**Required work**
Below are the records; pull every line that includes "active".

**Information given**

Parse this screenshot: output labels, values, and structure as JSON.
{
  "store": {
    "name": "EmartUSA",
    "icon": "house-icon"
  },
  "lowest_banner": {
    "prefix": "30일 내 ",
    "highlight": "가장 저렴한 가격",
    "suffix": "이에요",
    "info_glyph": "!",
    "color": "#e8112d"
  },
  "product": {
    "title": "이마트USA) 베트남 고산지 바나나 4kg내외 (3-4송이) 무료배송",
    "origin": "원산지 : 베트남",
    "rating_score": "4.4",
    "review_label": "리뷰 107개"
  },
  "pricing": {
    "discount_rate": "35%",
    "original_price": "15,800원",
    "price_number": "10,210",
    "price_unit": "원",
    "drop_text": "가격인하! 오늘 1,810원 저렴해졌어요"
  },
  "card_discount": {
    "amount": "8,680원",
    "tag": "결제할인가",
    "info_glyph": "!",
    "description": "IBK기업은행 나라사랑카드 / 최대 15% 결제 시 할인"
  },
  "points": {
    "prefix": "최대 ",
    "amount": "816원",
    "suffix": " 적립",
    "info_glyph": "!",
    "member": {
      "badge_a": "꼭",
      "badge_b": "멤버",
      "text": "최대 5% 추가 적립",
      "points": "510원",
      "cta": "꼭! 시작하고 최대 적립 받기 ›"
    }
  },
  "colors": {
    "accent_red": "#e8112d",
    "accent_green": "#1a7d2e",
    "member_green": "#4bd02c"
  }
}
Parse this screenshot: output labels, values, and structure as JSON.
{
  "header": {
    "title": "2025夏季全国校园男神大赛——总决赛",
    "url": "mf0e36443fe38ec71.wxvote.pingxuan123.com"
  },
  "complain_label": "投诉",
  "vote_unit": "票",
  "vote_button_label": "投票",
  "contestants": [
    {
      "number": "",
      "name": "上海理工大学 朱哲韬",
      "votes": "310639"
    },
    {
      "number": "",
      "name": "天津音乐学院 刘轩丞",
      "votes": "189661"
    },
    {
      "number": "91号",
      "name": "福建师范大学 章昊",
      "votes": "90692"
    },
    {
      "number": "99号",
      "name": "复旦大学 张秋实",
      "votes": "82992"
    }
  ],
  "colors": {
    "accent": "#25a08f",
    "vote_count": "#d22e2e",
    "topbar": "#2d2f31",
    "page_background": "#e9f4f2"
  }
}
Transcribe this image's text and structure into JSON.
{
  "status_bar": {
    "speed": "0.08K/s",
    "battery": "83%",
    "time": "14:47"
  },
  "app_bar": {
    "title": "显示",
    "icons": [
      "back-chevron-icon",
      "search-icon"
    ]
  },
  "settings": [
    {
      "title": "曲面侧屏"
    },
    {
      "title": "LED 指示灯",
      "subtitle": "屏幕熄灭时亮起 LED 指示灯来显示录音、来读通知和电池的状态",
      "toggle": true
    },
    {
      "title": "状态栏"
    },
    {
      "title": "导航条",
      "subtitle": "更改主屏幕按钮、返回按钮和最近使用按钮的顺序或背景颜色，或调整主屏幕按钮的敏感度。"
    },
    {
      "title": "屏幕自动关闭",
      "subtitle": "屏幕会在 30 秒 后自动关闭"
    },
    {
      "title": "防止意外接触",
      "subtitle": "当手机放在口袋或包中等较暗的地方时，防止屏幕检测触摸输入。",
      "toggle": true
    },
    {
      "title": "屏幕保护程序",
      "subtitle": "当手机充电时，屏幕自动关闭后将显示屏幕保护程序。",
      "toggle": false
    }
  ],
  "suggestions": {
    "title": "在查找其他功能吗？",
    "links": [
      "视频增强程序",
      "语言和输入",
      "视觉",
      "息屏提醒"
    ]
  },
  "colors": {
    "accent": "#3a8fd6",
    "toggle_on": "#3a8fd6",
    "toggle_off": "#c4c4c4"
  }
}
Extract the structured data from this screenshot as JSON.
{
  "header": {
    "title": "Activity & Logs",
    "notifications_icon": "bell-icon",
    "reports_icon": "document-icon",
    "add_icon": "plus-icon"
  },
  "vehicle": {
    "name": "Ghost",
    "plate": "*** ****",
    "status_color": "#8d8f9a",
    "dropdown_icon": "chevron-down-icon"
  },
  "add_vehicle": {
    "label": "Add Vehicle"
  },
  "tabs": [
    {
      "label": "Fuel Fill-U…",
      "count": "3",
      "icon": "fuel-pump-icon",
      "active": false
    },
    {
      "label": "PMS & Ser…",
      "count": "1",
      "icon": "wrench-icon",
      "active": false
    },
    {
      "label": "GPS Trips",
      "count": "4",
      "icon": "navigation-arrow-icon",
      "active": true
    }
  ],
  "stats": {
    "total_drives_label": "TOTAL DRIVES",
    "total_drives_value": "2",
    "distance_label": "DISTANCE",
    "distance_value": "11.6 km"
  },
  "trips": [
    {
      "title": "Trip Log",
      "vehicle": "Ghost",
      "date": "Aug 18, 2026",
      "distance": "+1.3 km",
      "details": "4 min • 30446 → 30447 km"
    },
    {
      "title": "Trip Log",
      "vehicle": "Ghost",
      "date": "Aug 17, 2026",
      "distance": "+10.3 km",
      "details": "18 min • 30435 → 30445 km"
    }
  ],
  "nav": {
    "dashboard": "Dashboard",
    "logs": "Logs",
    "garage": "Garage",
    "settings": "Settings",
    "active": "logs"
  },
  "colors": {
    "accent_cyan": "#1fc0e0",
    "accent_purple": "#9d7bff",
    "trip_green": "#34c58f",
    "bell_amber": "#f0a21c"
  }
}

**Result of this task**
      "active": false
      "active": false
      "active": true
    "active": "logs"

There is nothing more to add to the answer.